● **Task goal**
Give every line again exactly as it appears, please, but not the pictures.

● **Stored records**
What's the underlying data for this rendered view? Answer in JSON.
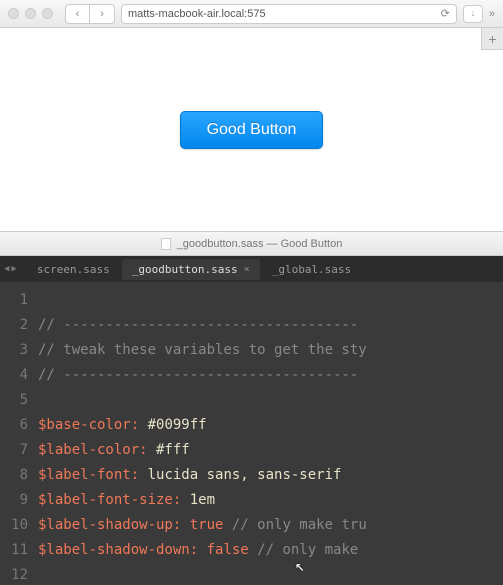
{
  "browser": {
    "url": "matts-macbook-air.local:575",
    "button_label": "Good Button"
  },
  "editor": {
    "titlebar": "_goodbutton.sass — Good Button",
    "tabs": {
      "screen": "screen.sass",
      "goodbutton": "_goodbutton.sass",
      "global": "_global.sass"
    },
    "lines": {
      "l1": "",
      "l2_comment": "// -----------------------------------",
      "l3_comment": "// tweak these variables to get the sty",
      "l4_comment": "// -----------------------------------",
      "l5": "",
      "l6_var": "$base-color:",
      "l6_val": " #0099ff",
      "l7_var": "$label-color:",
      "l7_val": " #fff",
      "l8_var": "$label-font:",
      "l8_val": " lucida sans, sans-serif",
      "l9_var": "$label-font-size:",
      "l9_val": " 1em",
      "l10_var": "$label-shadow-up:",
      "l10_val": " true",
      "l10_comment": " // only make tru",
      "l11_var": "$label-shadow-down:",
      "l11_val": " false",
      "l11_comment": " // only make ",
      "l12": ""
    },
    "gutter": {
      "n1": "1",
      "n2": "2",
      "n3": "3",
      "n4": "4",
      "n5": "5",
      "n6": "6",
      "n7": "7",
      "n8": "8",
      "n9": "9",
      "n10": "10",
      "n11": "11",
      "n12": "12"
    }
  }
}
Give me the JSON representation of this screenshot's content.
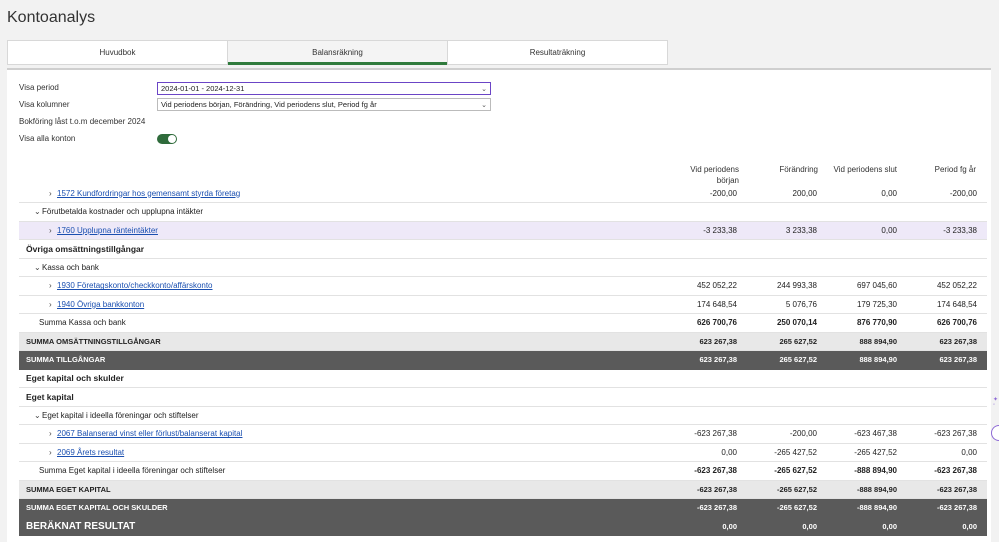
{
  "page": {
    "title": "Kontoanalys"
  },
  "tabs": [
    "Huvudbok",
    "Balansräkning",
    "Resultaträkning"
  ],
  "filters": {
    "period_label": "Visa period",
    "period_value": "2024-01-01 - 2024-12-31",
    "columns_label": "Visa kolumner",
    "columns_value": "Vid periodens början, Förändring, Vid periodens slut, Period fg år",
    "locked_text": "Bokföring låst t.o.m december 2024",
    "show_all_label": "Visa alla konton"
  },
  "columns": {
    "c1_line1": "Vid periodens",
    "c1_line2": "början",
    "c2": "Förändring",
    "c3": "Vid periodens slut",
    "c4": "Period fg år"
  },
  "rows": [
    {
      "name": "1572 Kundfordringar hos gemensamt styrda företag",
      "v1": "-200,00",
      "v2": "200,00",
      "v3": "0,00",
      "v4": "-200,00"
    },
    {
      "name": "Förutbetalda kostnader och upplupna intäkter"
    },
    {
      "name": "1760 Upplupna ränteintäkter",
      "v1": "-3 233,38",
      "v2": "3 233,38",
      "v3": "0,00",
      "v4": "-3 233,38"
    },
    {
      "name": "Övriga omsättningstillgångar"
    },
    {
      "name": "Kassa och bank"
    },
    {
      "name": "1930 Företagskonto/checkkonto/affärskonto",
      "v1": "452 052,22",
      "v2": "244 993,38",
      "v3": "697 045,60",
      "v4": "452 052,22"
    },
    {
      "name": "1940 Övriga bankkonton",
      "v1": "174 648,54",
      "v2": "5 076,76",
      "v3": "179 725,30",
      "v4": "174 648,54"
    },
    {
      "name": "Summa Kassa och bank",
      "v1": "626 700,76",
      "v2": "250 070,14",
      "v3": "876 770,90",
      "v4": "626 700,76"
    },
    {
      "name": "SUMMA OMSÄTTNINGSTILLGÅNGAR",
      "v1": "623 267,38",
      "v2": "265 627,52",
      "v3": "888 894,90",
      "v4": "623 267,38"
    },
    {
      "name": "SUMMA TILLGÅNGAR",
      "v1": "623 267,38",
      "v2": "265 627,52",
      "v3": "888 894,90",
      "v4": "623 267,38"
    },
    {
      "name": "Eget kapital och skulder"
    },
    {
      "name": "Eget kapital"
    },
    {
      "name": "Eget kapital i ideella föreningar och stiftelser"
    },
    {
      "name": "2067 Balanserad vinst eller förlust/balanserat kapital",
      "v1": "-623 267,38",
      "v2": "-200,00",
      "v3": "-623 467,38",
      "v4": "-623 267,38"
    },
    {
      "name": "2069 Årets resultat",
      "v1": "0,00",
      "v2": "-265 427,52",
      "v3": "-265 427,52",
      "v4": "0,00"
    },
    {
      "name": "Summa Eget kapital i ideella föreningar och stiftelser",
      "v1": "-623 267,38",
      "v2": "-265 627,52",
      "v3": "-888 894,90",
      "v4": "-623 267,38"
    },
    {
      "name": "SUMMA EGET KAPITAL",
      "v1": "-623 267,38",
      "v2": "-265 627,52",
      "v3": "-888 894,90",
      "v4": "-623 267,38"
    },
    {
      "name": "SUMMA EGET KAPITAL OCH SKULDER",
      "v1": "-623 267,38",
      "v2": "-265 627,52",
      "v3": "-888 894,90",
      "v4": "-623 267,38"
    },
    {
      "name": "BERÄKNAT RESULTAT",
      "v1": "0,00",
      "v2": "0,00",
      "v3": "0,00",
      "v4": "0,00"
    }
  ],
  "colors": {
    "accent": "#2f7a3c",
    "focus": "#6b45c6",
    "link": "#1a4fb0",
    "dark_row": "#5a5a5a",
    "highlight_row": "#eee9f8"
  }
}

● **Reply**
What's the underlying data for this rendered view? Answer in JSON.
{
  "browser": {
    "url": "matts-macbook-air.local:575",
    "button_label": "Good Button"
  },
  "editor": {
    "titlebar": "_goodbutton.sass — Good Button",
    "tabs": {
      "screen": "screen.sass",
      "goodbutton": "_goodbutton.sass",
      "global": "_global.sass"
    },
    "lines": {
      "l1": "",
      "l2_comment": "// -----------------------------------",
      "l3_comment": "// tweak these variables to get the sty",
      "l4_comment": "// -----------------------------------",
      "l5": "",
      "l6_var": "$base-color:",
      "l6_val": " #0099ff",
      "l7_var": "$label-color:",
      "l7_val": " #fff",
      "l8_var": "$label-font:",
      "l8_val": " lucida sans, sans-serif",
      "l9_var": "$label-font-size:",
      "l9_val": " 1em",
      "l10_var": "$label-shadow-up:",
      "l10_val": " true",
      "l10_comment": " // only make tru",
      "l11_var": "$label-shadow-down:",
      "l11_val": " false",
      "l11_comment": " // only make ",
      "l12": ""
    },
    "gutter": {
      "n1": "1",
      "n2": "2",
      "n3": "3",
      "n4": "4",
      "n5": "5",
      "n6": "6",
      "n7": "7",
      "n8": "8",
      "n9": "9",
      "n10": "10",
      "n11": "11",
      "n12": "12"
    }
  }
}
Give me the JSON representation of this screenshot's content.
{
  "page": {
    "title": "Kontoanalys"
  },
  "tabs": [
    "Huvudbok",
    "Balansräkning",
    "Resultaträkning"
  ],
  "filters": {
    "period_label": "Visa period",
    "period_value": "2024-01-01 - 2024-12-31",
    "columns_label": "Visa kolumner",
    "columns_value": "Vid periodens början, Förändring, Vid periodens slut, Period fg år",
    "locked_text": "Bokföring låst t.o.m december 2024",
    "show_all_label": "Visa alla konton"
  },
  "columns": {
    "c1_line1": "Vid periodens",
    "c1_line2": "början",
    "c2": "Förändring",
    "c3": "Vid periodens slut",
    "c4": "Period fg år"
  },
  "rows": [
    {
      "name": "1572 Kundfordringar hos gemensamt styrda företag",
      "v1": "-200,00",
      "v2": "200,00",
      "v3": "0,00",
      "v4": "-200,00"
    },
    {
      "name": "Förutbetalda kostnader och upplupna intäkter"
    },
    {
      "name": "1760 Upplupna ränteintäkter",
      "v1": "-3 233,38",
      "v2": "3 233,38",
      "v3": "0,00",
      "v4": "-3 233,38"
    },
    {
      "name": "Övriga omsättningstillgångar"
    },
    {
      "name": "Kassa och bank"
    },
    {
      "name": "1930 Företagskonto/checkkonto/affärskonto",
      "v1": "452 052,22",
      "v2": "244 993,38",
      "v3": "697 045,60",
      "v4": "452 052,22"
    },
    {
      "name": "1940 Övriga bankkonton",
      "v1": "174 648,54",
      "v2": "5 076,76",
      "v3": "179 725,30",
      "v4": "174 648,54"
    },
    {
      "name": "Summa Kassa och bank",
      "v1": "626 700,76",
      "v2": "250 070,14",
      "v3": "876 770,90",
      "v4": "626 700,76"
    },
    {
      "name": "SUMMA OMSÄTTNINGSTILLGÅNGAR",
      "v1": "623 267,38",
      "v2": "265 627,52",
      "v3": "888 894,90",
      "v4": "623 267,38"
    },
    {
      "name": "SUMMA TILLGÅNGAR",
      "v1": "623 267,38",
      "v2": "265 627,52",
      "v3": "888 894,90",
      "v4": "623 267,38"
    },
    {
      "name": "Eget kapital och skulder"
    },
    {
      "name": "Eget kapital"
    },
    {
      "name": "Eget kapital i ideella föreningar och stiftelser"
    },
    {
      "name": "2067 Balanserad vinst eller förlust/balanserat kapital",
      "v1": "-623 267,38",
      "v2": "-200,00",
      "v3": "-623 467,38",
      "v4": "-623 267,38"
    },
    {
      "name": "2069 Årets resultat",
      "v1": "0,00",
      "v2": "-265 427,52",
      "v3": "-265 427,52",
      "v4": "0,00"
    },
    {
      "name": "Summa Eget kapital i ideella föreningar och stiftelser",
      "v1": "-623 267,38",
      "v2": "-265 627,52",
      "v3": "-888 894,90",
      "v4": "-623 267,38"
    },
    {
      "name": "SUMMA EGET KAPITAL",
      "v1": "-623 267,38",
      "v2": "-265 627,52",
      "v3": "-888 894,90",
      "v4": "-623 267,38"
    },
    {
      "name": "SUMMA EGET KAPITAL OCH SKULDER",
      "v1": "-623 267,38",
      "v2": "-265 627,52",
      "v3": "-888 894,90",
      "v4": "-623 267,38"
    },
    {
      "name": "BERÄKNAT RESULTAT",
      "v1": "0,00",
      "v2": "0,00",
      "v3": "0,00",
      "v4": "0,00"
    }
  ],
  "colors": {
    "accent": "#2f7a3c",
    "focus": "#6b45c6",
    "link": "#1a4fb0",
    "dark_row": "#5a5a5a",
    "highlight_row": "#eee9f8"
  }
}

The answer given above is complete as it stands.